- Work instructions
Identify the lines that contain the word "zichzelf" and copy each one.
====== Given entries
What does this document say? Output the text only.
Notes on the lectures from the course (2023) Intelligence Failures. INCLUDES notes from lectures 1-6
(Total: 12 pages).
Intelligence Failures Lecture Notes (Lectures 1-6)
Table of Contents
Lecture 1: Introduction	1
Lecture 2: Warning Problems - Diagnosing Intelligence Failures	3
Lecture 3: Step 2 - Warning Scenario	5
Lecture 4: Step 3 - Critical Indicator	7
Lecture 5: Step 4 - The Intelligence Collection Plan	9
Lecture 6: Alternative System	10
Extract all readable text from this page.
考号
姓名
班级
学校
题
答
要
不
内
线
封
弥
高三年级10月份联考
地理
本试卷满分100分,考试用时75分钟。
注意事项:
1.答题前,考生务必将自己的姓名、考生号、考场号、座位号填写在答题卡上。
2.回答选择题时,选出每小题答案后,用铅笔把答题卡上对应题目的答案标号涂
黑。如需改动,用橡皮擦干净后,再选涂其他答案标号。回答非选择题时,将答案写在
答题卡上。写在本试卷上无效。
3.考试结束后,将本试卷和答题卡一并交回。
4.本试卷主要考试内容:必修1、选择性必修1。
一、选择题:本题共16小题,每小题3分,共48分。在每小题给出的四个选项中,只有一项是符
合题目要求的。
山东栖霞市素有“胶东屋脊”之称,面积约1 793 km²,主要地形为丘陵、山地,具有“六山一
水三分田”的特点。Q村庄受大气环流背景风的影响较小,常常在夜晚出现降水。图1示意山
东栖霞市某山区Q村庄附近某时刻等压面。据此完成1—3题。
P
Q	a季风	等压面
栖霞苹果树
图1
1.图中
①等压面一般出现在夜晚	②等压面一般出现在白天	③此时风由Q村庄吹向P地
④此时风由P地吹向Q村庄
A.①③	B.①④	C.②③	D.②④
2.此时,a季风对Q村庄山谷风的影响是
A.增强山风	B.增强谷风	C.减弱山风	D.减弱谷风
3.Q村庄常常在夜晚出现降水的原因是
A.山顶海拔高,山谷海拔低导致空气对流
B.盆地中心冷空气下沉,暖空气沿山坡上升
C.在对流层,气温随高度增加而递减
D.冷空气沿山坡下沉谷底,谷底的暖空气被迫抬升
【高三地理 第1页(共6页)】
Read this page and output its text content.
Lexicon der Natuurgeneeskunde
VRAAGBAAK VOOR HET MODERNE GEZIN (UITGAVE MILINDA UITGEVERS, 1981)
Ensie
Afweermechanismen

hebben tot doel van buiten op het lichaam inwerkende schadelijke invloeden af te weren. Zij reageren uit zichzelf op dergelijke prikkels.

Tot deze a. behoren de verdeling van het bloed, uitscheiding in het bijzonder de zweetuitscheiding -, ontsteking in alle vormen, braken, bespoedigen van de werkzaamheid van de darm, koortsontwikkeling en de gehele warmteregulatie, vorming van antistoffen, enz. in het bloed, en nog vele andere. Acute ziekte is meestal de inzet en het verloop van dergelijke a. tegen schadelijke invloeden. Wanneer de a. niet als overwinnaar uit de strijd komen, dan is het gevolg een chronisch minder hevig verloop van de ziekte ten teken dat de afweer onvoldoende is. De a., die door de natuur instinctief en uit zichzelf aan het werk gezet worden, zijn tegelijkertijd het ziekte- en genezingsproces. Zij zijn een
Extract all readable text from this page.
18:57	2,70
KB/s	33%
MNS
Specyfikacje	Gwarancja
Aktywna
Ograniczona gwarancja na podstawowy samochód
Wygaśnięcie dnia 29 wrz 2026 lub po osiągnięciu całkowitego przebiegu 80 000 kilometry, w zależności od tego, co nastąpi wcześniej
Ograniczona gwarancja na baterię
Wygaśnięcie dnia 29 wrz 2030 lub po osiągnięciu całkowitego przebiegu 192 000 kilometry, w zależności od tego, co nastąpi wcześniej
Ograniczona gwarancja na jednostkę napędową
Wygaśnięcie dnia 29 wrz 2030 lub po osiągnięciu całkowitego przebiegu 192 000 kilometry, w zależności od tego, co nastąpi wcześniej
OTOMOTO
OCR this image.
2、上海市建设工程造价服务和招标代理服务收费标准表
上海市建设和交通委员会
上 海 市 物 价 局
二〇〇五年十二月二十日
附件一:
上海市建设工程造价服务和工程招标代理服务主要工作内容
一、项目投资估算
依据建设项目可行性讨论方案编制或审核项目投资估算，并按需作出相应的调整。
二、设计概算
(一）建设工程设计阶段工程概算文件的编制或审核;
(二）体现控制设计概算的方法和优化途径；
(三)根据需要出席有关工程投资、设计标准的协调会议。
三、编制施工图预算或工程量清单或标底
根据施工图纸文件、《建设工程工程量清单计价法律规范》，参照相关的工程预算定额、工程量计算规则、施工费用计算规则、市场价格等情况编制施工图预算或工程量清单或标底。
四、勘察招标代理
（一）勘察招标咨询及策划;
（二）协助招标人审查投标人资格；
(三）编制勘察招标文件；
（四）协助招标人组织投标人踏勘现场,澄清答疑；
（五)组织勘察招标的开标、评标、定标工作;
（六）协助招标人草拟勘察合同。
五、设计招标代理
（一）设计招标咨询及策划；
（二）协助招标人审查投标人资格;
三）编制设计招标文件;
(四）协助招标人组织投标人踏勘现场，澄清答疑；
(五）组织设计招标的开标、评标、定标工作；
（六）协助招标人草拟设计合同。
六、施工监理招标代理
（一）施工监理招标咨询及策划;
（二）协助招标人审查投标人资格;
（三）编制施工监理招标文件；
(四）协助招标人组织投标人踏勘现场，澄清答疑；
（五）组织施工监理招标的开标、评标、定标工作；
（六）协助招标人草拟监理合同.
============
- In response
hebben tot doel van buiten op het lichaam inwerkende schadelijke invloeden af te weren. Zij reageren uit zichzelf op dergelijke prikkels.
Tot deze a. behoren de verdeling van het bloed, uitscheiding in het bijzonder de zweetuitscheiding -, ontsteking in alle vormen, braken, bespoedigen van de werkzaamheid van de darm, koortsontwikkeling en de gehele warmteregulatie, vorming van antistoffen, enz. in het bloed, en nog vele andere. Acute ziekte is meestal de inzet en het verloop van dergelijke a. tegen schadelijke invloeden. Wanneer de a. niet als overwinnaar uit de strijd komen, dan is het gevolg een chronisch minder hevig verloop van de ziekte ten teken dat de afweer onvoldoende is. De a., die door de natuur instinctief en uit zichzelf aan het werk gezet worden, zijn tegelijkertijd het ziekte- en genezingsproces. Zij zijn een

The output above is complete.